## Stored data
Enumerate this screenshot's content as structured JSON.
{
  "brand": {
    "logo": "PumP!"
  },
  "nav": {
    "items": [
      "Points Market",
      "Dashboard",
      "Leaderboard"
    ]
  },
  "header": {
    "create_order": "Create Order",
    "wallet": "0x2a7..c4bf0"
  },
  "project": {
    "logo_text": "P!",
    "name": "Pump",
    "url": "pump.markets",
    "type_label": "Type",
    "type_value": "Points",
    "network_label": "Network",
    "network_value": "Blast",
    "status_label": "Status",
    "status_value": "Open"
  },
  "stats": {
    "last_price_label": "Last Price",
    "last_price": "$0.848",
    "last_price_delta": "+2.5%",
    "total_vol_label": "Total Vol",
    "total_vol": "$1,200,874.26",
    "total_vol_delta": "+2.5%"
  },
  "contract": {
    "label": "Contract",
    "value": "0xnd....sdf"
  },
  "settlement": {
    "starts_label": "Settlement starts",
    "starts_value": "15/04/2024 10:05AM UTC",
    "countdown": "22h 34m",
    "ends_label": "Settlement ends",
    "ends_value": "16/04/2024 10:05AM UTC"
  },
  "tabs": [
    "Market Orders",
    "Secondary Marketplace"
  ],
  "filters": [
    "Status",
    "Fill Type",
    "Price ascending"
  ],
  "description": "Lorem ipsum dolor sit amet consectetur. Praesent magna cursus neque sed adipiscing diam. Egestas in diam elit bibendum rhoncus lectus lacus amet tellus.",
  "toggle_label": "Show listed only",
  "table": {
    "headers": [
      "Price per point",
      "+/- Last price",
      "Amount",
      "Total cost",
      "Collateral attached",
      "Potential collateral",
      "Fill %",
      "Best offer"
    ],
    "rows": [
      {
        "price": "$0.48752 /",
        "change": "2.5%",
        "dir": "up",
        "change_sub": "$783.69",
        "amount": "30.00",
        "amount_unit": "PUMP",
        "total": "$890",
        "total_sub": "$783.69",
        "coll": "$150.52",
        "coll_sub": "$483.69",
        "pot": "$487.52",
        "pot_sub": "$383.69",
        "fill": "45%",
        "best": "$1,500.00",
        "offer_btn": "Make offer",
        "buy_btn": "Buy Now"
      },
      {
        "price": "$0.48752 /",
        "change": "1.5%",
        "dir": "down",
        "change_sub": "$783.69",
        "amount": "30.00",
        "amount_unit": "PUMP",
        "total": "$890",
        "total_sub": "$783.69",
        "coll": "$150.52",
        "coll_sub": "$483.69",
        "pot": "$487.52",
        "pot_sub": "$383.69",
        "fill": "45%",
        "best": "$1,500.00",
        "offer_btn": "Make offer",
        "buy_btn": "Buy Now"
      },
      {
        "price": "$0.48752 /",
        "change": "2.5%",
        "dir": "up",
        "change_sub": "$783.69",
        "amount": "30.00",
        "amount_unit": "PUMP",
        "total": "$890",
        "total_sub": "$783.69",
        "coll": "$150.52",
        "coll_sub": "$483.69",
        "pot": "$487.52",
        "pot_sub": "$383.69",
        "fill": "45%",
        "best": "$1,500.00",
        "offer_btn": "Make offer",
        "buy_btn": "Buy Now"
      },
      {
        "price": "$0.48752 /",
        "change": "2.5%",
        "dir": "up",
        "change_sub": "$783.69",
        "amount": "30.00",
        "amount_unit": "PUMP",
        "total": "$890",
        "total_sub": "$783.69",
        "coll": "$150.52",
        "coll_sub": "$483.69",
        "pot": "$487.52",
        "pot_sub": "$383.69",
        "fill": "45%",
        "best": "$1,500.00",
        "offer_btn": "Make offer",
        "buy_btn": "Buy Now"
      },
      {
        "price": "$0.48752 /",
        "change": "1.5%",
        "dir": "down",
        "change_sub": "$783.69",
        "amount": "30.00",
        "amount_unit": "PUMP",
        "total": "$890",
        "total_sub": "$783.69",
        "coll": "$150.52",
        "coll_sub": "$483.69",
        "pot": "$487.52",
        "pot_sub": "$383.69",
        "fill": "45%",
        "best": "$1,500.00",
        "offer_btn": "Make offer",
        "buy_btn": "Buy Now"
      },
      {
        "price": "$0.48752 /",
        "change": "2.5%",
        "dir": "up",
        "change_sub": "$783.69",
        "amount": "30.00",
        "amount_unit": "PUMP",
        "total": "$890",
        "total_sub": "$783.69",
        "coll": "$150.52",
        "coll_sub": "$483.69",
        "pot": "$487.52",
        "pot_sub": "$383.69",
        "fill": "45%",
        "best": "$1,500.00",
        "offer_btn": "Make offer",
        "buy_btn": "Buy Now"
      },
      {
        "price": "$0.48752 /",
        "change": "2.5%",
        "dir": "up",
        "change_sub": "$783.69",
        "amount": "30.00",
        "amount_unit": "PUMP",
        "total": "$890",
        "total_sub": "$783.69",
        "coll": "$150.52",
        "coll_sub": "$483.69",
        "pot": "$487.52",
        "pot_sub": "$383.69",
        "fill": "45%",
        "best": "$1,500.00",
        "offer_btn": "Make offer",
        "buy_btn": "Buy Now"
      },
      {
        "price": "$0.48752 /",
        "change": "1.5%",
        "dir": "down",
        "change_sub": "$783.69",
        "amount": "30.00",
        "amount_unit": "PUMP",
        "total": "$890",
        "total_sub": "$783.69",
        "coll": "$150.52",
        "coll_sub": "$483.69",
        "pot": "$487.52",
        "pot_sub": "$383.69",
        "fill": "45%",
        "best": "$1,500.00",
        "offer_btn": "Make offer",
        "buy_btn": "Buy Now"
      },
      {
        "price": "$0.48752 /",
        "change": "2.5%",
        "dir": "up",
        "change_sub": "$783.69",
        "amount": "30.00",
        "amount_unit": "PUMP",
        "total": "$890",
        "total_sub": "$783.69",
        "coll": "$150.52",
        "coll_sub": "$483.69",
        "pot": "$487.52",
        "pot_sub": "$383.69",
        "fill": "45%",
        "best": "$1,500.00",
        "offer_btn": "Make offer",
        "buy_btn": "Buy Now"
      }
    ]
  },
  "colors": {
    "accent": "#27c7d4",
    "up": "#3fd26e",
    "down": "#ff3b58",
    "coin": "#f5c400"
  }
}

## DESCRIPTION OF THE TASK
Write out the entries in full, exactly as given.

## EXERCISE RESPONSE
Enumerate this screenshot's content as structured JSON.
{
  "brand": {
    "logo": "PumP!"
  },
  "nav": {
    "items": [
      "Points Market",
      "Dashboard",
      "Leaderboard"
    ]
  },
  "header": {
    "create_order": "Create Order",
    "wallet": "0x2a7..c4bf0"
  },
  "project": {
    "logo_text": "P!",
    "name": "Pump",
    "url": "pump.markets",
    "type_label": "Type",
    "type_value": "Points",
    "network_label": "Network",
    "network_value": "Blast",
    "status_label": "Status",
    "status_value": "Open"
  },
  "stats": {
    "last_price_label": "Last Price",
    "last_price": "$0.848",
    "last_price_delta": "+2.5%",
    "total_vol_label": "Total Vol",
    "total_vol": "$1,200,874.26",
    "total_vol_delta": "+2.5%"
  },
  "contract": {
    "label": "Contract",
    "value": "0xnd....sdf"
  },
  "settlement": {
    "starts_label": "Settlement starts",
    "starts_value": "15/04/2024 10:05AM UTC",
    "countdown": "22h 34m",
    "ends_label": "Settlement ends",
    "ends_value": "16/04/2024 10:05AM UTC"
  },
  "tabs": [
    "Market Orders",
    "Secondary Marketplace"
  ],
  "filters": [
    "Status",
    "Fill Type",
    "Price ascending"
  ],
  "description": "Lorem ipsum dolor sit amet consectetur. Praesent magna cursus neque sed adipiscing diam. Egestas in diam elit bibendum rhoncus lectus lacus amet tellus.",
  "toggle_label": "Show listed only",
  "table": {
    "headers": [
      "Price per point",
      "+/- Last price",
      "Amount",
      "Total cost",
      "Collateral attached",
      "Potential collateral",
      "Fill %",
      "Best offer"
    ],
    "rows": [
      {
        "price": "$0.48752 /",
        "change": "2.5%",
        "dir": "up",
        "change_sub": "$783.69",
        "amount": "30.00",
        "amount_unit": "PUMP",
        "total": "$890",
        "total_sub": "$783.69",
        "coll": "$150.52",
        "coll_sub": "$483.69",
        "pot": "$487.52",
        "pot_sub": "$383.69",
        "fill": "45%",
        "best": "$1,500.00",
        "offer_btn": "Make offer",
        "buy_btn": "Buy Now"
      },
      {
        "price": "$0.48752 /",
        "change": "1.5%",
        "dir": "down",
        "change_sub": "$783.69",
        "amount": "30.00",
        "amount_unit": "PUMP",
        "total": "$890",
        "total_sub": "$783.69",
        "coll": "$150.52",
        "coll_sub": "$483.69",
        "pot": "$487.52",
        "pot_sub": "$383.69",
        "fill": "45%",
        "best": "$1,500.00",
        "offer_btn": "Make offer",
        "buy_btn": "Buy Now"
      },
      {
        "price": "$0.48752 /",
        "change": "2.5%",
        "dir": "up",
        "change_sub": "$783.69",
        "amount": "30.00",
        "amount_unit": "PUMP",
        "total": "$890",
        "total_sub": "$783.69",
        "coll": "$150.52",
        "coll_sub": "$483.69",
        "pot": "$487.52",
        "pot_sub": "$383.69",
        "fill": "45%",
        "best": "$1,500.00",
        "offer_btn": "Make offer",
        "buy_btn": "Buy Now"
      },
      {
        "price": "$0.48752 /",
        "change": "2.5%",
        "dir": "up",
        "change_sub": "$783.69",
        "amount": "30.00",
        "amount_unit": "PUMP",
        "total": "$890",
        "total_sub": "$783.69",
        "coll": "$150.52",
        "coll_sub": "$483.69",
        "pot": "$487.52",
        "pot_sub": "$383.69",
        "fill": "45%",
        "best": "$1,500.00",
        "offer_btn": "Make offer",
        "buy_btn": "Buy Now"
      },
      {
        "price": "$0.48752 /",
        "change": "1.5%",
        "dir": "down",
        "change_sub": "$783.69",
        "amount": "30.00",
        "amount_unit": "PUMP",
        "total": "$890",
        "total_sub": "$783.69",
        "coll": "$150.52",
        "coll_sub": "$483.69",
        "pot": "$487.52",
        "pot_sub": "$383.69",
        "fill": "45%",
        "best": "$1,500.00",
        "offer_btn": "Make offer",
        "buy_btn": "Buy Now"
      },
      {
        "price": "$0.48752 /",
        "change": "2.5%",
        "dir": "up",
        "change_sub": "$783.69",
        "amount": "30.00",
        "amount_unit": "PUMP",
        "total": "$890",
        "total_sub": "$783.69",
        "coll": "$150.52",
        "coll_sub": "$483.69",
        "pot": "$487.52",
        "pot_sub": "$383.69",
        "fill": "45%",
        "best": "$1,500.00",
        "offer_btn": "Make offer",
        "buy_btn": "Buy Now"
      },
      {
        "price": "$0.48752 /",
        "change": "2.5%",
        "dir": "up",
        "change_sub": "$783.69",
        "amount": "30.00",
        "amount_unit": "PUMP",
        "total": "$890",
        "total_sub": "$783.69",
        "coll": "$150.52",
        "coll_sub": "$483.69",
        "pot": "$487.52",
        "pot_sub": "$383.69",
        "fill": "45%",
        "best": "$1,500.00",
        "offer_btn": "Make offer",
        "buy_btn": "Buy Now"
      },
      {
        "price": "$0.48752 /",
        "change": "1.5%",
        "dir": "down",
        "change_sub": "$783.69",
        "amount": "30.00",
        "amount_unit": "PUMP",
        "total": "$890",
        "total_sub": "$783.69",
        "coll": "$150.52",
        "coll_sub": "$483.69",
        "pot": "$487.52",
        "pot_sub": "$383.69",
        "fill": "45%",
        "best": "$1,500.00",
        "offer_btn": "Make offer",
        "buy_btn": "Buy Now"
      },
      {
        "price": "$0.48752 /",
        "change": "2.5%",
        "dir": "up",
        "change_sub": "$783.69",
        "amount": "30.00",
        "amount_unit": "PUMP",
        "total": "$890",
        "total_sub": "$783.69",
        "coll": "$150.52",
        "coll_sub": "$483.69",
        "pot": "$487.52",
        "pot_sub": "$383.69",
        "fill": "45%",
        "best": "$1,500.00",
        "offer_btn": "Make offer",
        "buy_btn": "Buy Now"
      }
    ]
  },
  "colors": {
    "accent": "#27c7d4",
    "up": "#3fd26e",
    "down": "#ff3b58",
    "coin": "#f5c400"
  }
}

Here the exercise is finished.